§ Task instructions
Repeat, exactly and completely, the material that follows. Omit the pictures.

== Data excerpts ==

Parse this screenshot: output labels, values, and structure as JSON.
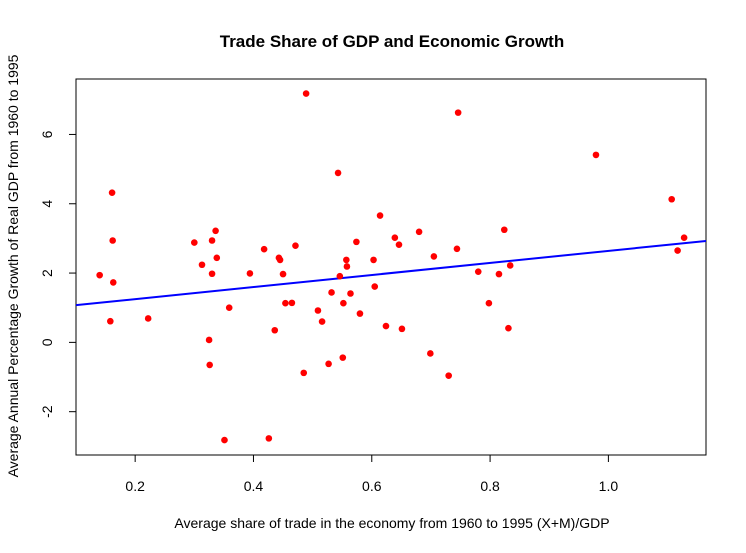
{
  "chart_data": {
    "type": "scatter",
    "title": "Trade Share of GDP and Economic Growth",
    "xlabel": "Average share of trade in the economy from 1960 to 1995 (X+M)/GDP",
    "ylabel": "Average Annual Percentage Growth of Real GDP from 1960 to 1995",
    "xlim": [
      0.1,
      1.165
    ],
    "ylim": [
      -3.25,
      7.6
    ],
    "xticks": [
      0.2,
      0.4,
      0.6,
      0.8,
      1.0
    ],
    "xtick_labels": [
      "0.2",
      "0.4",
      "0.6",
      "0.8",
      "1.0"
    ],
    "yticks": [
      -2,
      0,
      2,
      4,
      6
    ],
    "ytick_labels": [
      "-2",
      "0",
      "2",
      "4",
      "6"
    ],
    "grid": false,
    "point_color": "#ff0000",
    "line_color": "#0000ff",
    "regression_line": {
      "intercept": 0.9,
      "slope": 1.74
    },
    "points": [
      {
        "x": 0.14,
        "y": 1.94
      },
      {
        "x": 0.158,
        "y": 0.61
      },
      {
        "x": 0.161,
        "y": 4.32
      },
      {
        "x": 0.162,
        "y": 2.94
      },
      {
        "x": 0.163,
        "y": 1.73
      },
      {
        "x": 0.222,
        "y": 0.69
      },
      {
        "x": 0.3,
        "y": 2.88
      },
      {
        "x": 0.313,
        "y": 2.24
      },
      {
        "x": 0.325,
        "y": 0.07
      },
      {
        "x": 0.326,
        "y": -0.65
      },
      {
        "x": 0.33,
        "y": 2.94
      },
      {
        "x": 0.33,
        "y": 1.98
      },
      {
        "x": 0.336,
        "y": 3.22
      },
      {
        "x": 0.338,
        "y": 2.44
      },
      {
        "x": 0.351,
        "y": -2.82
      },
      {
        "x": 0.359,
        "y": 1.0
      },
      {
        "x": 0.394,
        "y": 1.99
      },
      {
        "x": 0.418,
        "y": 2.69
      },
      {
        "x": 0.426,
        "y": -2.77
      },
      {
        "x": 0.436,
        "y": 0.35
      },
      {
        "x": 0.443,
        "y": 2.44
      },
      {
        "x": 0.445,
        "y": 2.38
      },
      {
        "x": 0.45,
        "y": 1.97
      },
      {
        "x": 0.454,
        "y": 1.13
      },
      {
        "x": 0.465,
        "y": 1.14
      },
      {
        "x": 0.471,
        "y": 2.79
      },
      {
        "x": 0.485,
        "y": -0.88
      },
      {
        "x": 0.489,
        "y": 7.18
      },
      {
        "x": 0.509,
        "y": 0.92
      },
      {
        "x": 0.516,
        "y": 0.6
      },
      {
        "x": 0.527,
        "y": -0.62
      },
      {
        "x": 0.532,
        "y": 1.44
      },
      {
        "x": 0.543,
        "y": 4.89
      },
      {
        "x": 0.546,
        "y": 1.91
      },
      {
        "x": 0.551,
        "y": -0.44
      },
      {
        "x": 0.552,
        "y": 1.13
      },
      {
        "x": 0.557,
        "y": 2.38
      },
      {
        "x": 0.558,
        "y": 2.19
      },
      {
        "x": 0.564,
        "y": 1.41
      },
      {
        "x": 0.574,
        "y": 2.9
      },
      {
        "x": 0.58,
        "y": 0.83
      },
      {
        "x": 0.603,
        "y": 2.38
      },
      {
        "x": 0.605,
        "y": 1.61
      },
      {
        "x": 0.614,
        "y": 3.66
      },
      {
        "x": 0.624,
        "y": 0.47
      },
      {
        "x": 0.639,
        "y": 3.02
      },
      {
        "x": 0.646,
        "y": 2.82
      },
      {
        "x": 0.651,
        "y": 0.39
      },
      {
        "x": 0.68,
        "y": 3.19
      },
      {
        "x": 0.699,
        "y": -0.32
      },
      {
        "x": 0.705,
        "y": 2.48
      },
      {
        "x": 0.73,
        "y": -0.96
      },
      {
        "x": 0.744,
        "y": 2.7
      },
      {
        "x": 0.746,
        "y": 6.63
      },
      {
        "x": 0.78,
        "y": 2.04
      },
      {
        "x": 0.798,
        "y": 1.13
      },
      {
        "x": 0.815,
        "y": 1.97
      },
      {
        "x": 0.824,
        "y": 3.25
      },
      {
        "x": 0.831,
        "y": 0.41
      },
      {
        "x": 0.834,
        "y": 2.22
      },
      {
        "x": 0.979,
        "y": 5.41
      },
      {
        "x": 1.107,
        "y": 4.13
      },
      {
        "x": 1.117,
        "y": 2.65
      },
      {
        "x": 1.128,
        "y": 3.02
      }
    ]
  }
}
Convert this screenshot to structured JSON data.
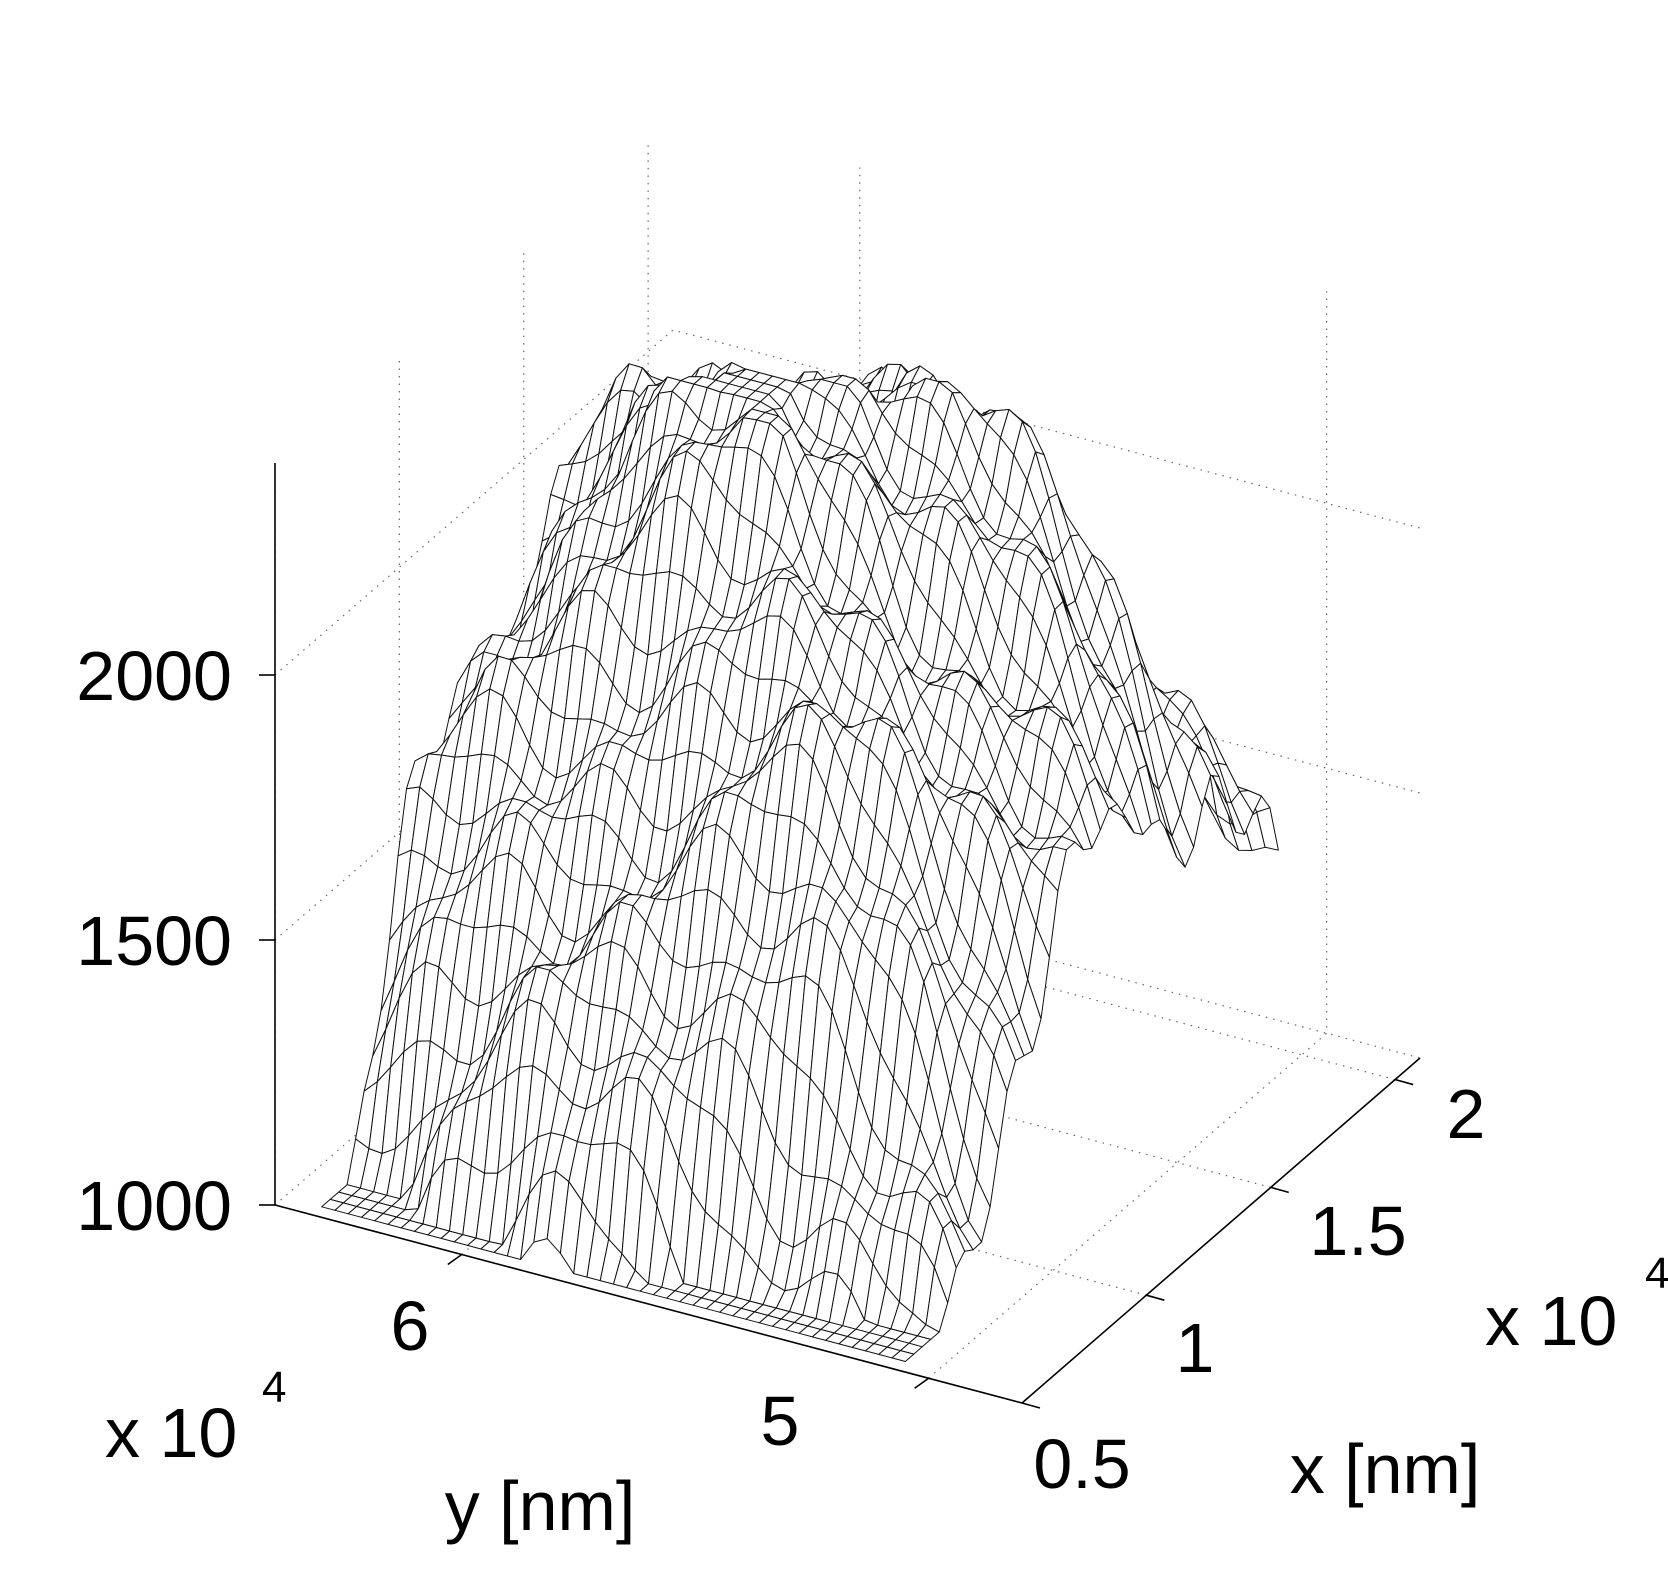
{
  "chart_data": {
    "type": "surface",
    "title": "",
    "xlabel": "x [nm]",
    "ylabel": "y [nm]",
    "zlabel": "",
    "x_multiplier": "x 10",
    "x_multiplier_exp": "4",
    "y_multiplier": "x 10",
    "y_multiplier_exp": "4",
    "xlim": [
      0.5,
      2.1
    ],
    "ylim": [
      4.8,
      6.4
    ],
    "zlim": [
      1000,
      2400
    ],
    "x_ticks": [
      {
        "value": 0.5,
        "label": "0.5"
      },
      {
        "value": 1.0,
        "label": "1"
      },
      {
        "value": 1.5,
        "label": "1.5"
      },
      {
        "value": 2.0,
        "label": "2"
      }
    ],
    "y_ticks": [
      {
        "value": 6,
        "label": "6"
      },
      {
        "value": 5,
        "label": "5"
      }
    ],
    "z_ticks": [
      {
        "value": 1000,
        "label": "1000"
      },
      {
        "value": 1500,
        "label": "1500"
      },
      {
        "value": 2000,
        "label": "2000"
      }
    ],
    "grid": true,
    "surface": {
      "style": "wireframe mesh",
      "description_points": [
        {
          "x": 0.5,
          "y": 6.25,
          "z": 1230
        },
        {
          "x": 0.5,
          "y": 5.1,
          "z": 1050
        },
        {
          "x": 1.3,
          "y": 6.1,
          "z": 2300
        },
        {
          "x": 1.5,
          "y": 5.5,
          "z": 2350
        },
        {
          "x": 2.0,
          "y": 5.5,
          "z": 1800
        }
      ]
    }
  }
}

===

§ Reply
Parse this screenshot: output labels, values, and structure as JSON.
{
  "chart_data": {
    "type": "scatter",
    "title": "Trade Share of GDP and Economic Growth",
    "xlabel": "Average share of trade in the economy from 1960 to 1995 (X+M)/GDP",
    "ylabel": "Average Annual Percentage Growth of Real GDP from 1960 to 1995",
    "xlim": [
      0.1,
      1.165
    ],
    "ylim": [
      -3.25,
      7.6
    ],
    "xticks": [
      0.2,
      0.4,
      0.6,
      0.8,
      1.0
    ],
    "xtick_labels": [
      "0.2",
      "0.4",
      "0.6",
      "0.8",
      "1.0"
    ],
    "yticks": [
      -2,
      0,
      2,
      4,
      6
    ],
    "ytick_labels": [
      "-2",
      "0",
      "2",
      "4",
      "6"
    ],
    "grid": false,
    "point_color": "#ff0000",
    "line_color": "#0000ff",
    "regression_line": {
      "intercept": 0.9,
      "slope": 1.74
    },
    "points": [
      {
        "x": 0.14,
        "y": 1.94
      },
      {
        "x": 0.158,
        "y": 0.61
      },
      {
        "x": 0.161,
        "y": 4.32
      },
      {
        "x": 0.162,
        "y": 2.94
      },
      {
        "x": 0.163,
        "y": 1.73
      },
      {
        "x": 0.222,
        "y": 0.69
      },
      {
        "x": 0.3,
        "y": 2.88
      },
      {
        "x": 0.313,
        "y": 2.24
      },
      {
        "x": 0.325,
        "y": 0.07
      },
      {
        "x": 0.326,
        "y": -0.65
      },
      {
        "x": 0.33,
        "y": 2.94
      },
      {
        "x": 0.33,
        "y": 1.98
      },
      {
        "x": 0.336,
        "y": 3.22
      },
      {
        "x": 0.338,
        "y": 2.44
      },
      {
        "x": 0.351,
        "y": -2.82
      },
      {
        "x": 0.359,
        "y": 1.0
      },
      {
        "x": 0.394,
        "y": 1.99
      },
      {
        "x": 0.418,
        "y": 2.69
      },
      {
        "x": 0.426,
        "y": -2.77
      },
      {
        "x": 0.436,
        "y": 0.35
      },
      {
        "x": 0.443,
        "y": 2.44
      },
      {
        "x": 0.445,
        "y": 2.38
      },
      {
        "x": 0.45,
        "y": 1.97
      },
      {
        "x": 0.454,
        "y": 1.13
      },
      {
        "x": 0.465,
        "y": 1.14
      },
      {
        "x": 0.471,
        "y": 2.79
      },
      {
        "x": 0.485,
        "y": -0.88
      },
      {
        "x": 0.489,
        "y": 7.18
      },
      {
        "x": 0.509,
        "y": 0.92
      },
      {
        "x": 0.516,
        "y": 0.6
      },
      {
        "x": 0.527,
        "y": -0.62
      },
      {
        "x": 0.532,
        "y": 1.44
      },
      {
        "x": 0.543,
        "y": 4.89
      },
      {
        "x": 0.546,
        "y": 1.91
      },
      {
        "x": 0.551,
        "y": -0.44
      },
      {
        "x": 0.552,
        "y": 1.13
      },
      {
        "x": 0.557,
        "y": 2.38
      },
      {
        "x": 0.558,
        "y": 2.19
      },
      {
        "x": 0.564,
        "y": 1.41
      },
      {
        "x": 0.574,
        "y": 2.9
      },
      {
        "x": 0.58,
        "y": 0.83
      },
      {
        "x": 0.603,
        "y": 2.38
      },
      {
        "x": 0.605,
        "y": 1.61
      },
      {
        "x": 0.614,
        "y": 3.66
      },
      {
        "x": 0.624,
        "y": 0.47
      },
      {
        "x": 0.639,
        "y": 3.02
      },
      {
        "x": 0.646,
        "y": 2.82
      },
      {
        "x": 0.651,
        "y": 0.39
      },
      {
        "x": 0.68,
        "y": 3.19
      },
      {
        "x": 0.699,
        "y": -0.32
      },
      {
        "x": 0.705,
        "y": 2.48
      },
      {
        "x": 0.73,
        "y": -0.96
      },
      {
        "x": 0.744,
        "y": 2.7
      },
      {
        "x": 0.746,
        "y": 6.63
      },
      {
        "x": 0.78,
        "y": 2.04
      },
      {
        "x": 0.798,
        "y": 1.13
      },
      {
        "x": 0.815,
        "y": 1.97
      },
      {
        "x": 0.824,
        "y": 3.25
      },
      {
        "x": 0.831,
        "y": 0.41
      },
      {
        "x": 0.834,
        "y": 2.22
      },
      {
        "x": 0.979,
        "y": 5.41
      },
      {
        "x": 1.107,
        "y": 4.13
      },
      {
        "x": 1.117,
        "y": 2.65
      },
      {
        "x": 1.128,
        "y": 3.02
      }
    ]
  }
}
Convert this screenshot to structured JSON data.
{
  "chart_data": {
    "type": "surface",
    "title": "",
    "xlabel": "x [nm]",
    "ylabel": "y [nm]",
    "zlabel": "",
    "x_multiplier": "x 10",
    "x_multiplier_exp": "4",
    "y_multiplier": "x 10",
    "y_multiplier_exp": "4",
    "xlim": [
      0.5,
      2.1
    ],
    "ylim": [
      4.8,
      6.4
    ],
    "zlim": [
      1000,
      2400
    ],
    "x_ticks": [
      {
        "value": 0.5,
        "label": "0.5"
      },
      {
        "value": 1.0,
        "label": "1"
      },
      {
        "value": 1.5,
        "label": "1.5"
      },
      {
        "value": 2.0,
        "label": "2"
      }
    ],
    "y_ticks": [
      {
        "value": 6,
        "label": "6"
      },
      {
        "value": 5,
        "label": "5"
      }
    ],
    "z_ticks": [
      {
        "value": 1000,
        "label": "1000"
      },
      {
        "value": 1500,
        "label": "1500"
      },
      {
        "value": 2000,
        "label": "2000"
      }
    ],
    "grid": true,
    "surface": {
      "style": "wireframe mesh",
      "description_points": [
        {
          "x": 0.5,
          "y": 6.25,
          "z": 1230
        },
        {
          "x": 0.5,
          "y": 5.1,
          "z": 1050
        },
        {
          "x": 1.3,
          "y": 6.1,
          "z": 2300
        },
        {
          "x": 1.5,
          "y": 5.5,
          "z": 2350
        },
        {
          "x": 2.0,
          "y": 5.5,
          "z": 1800
        }
      ]
    }
  }
}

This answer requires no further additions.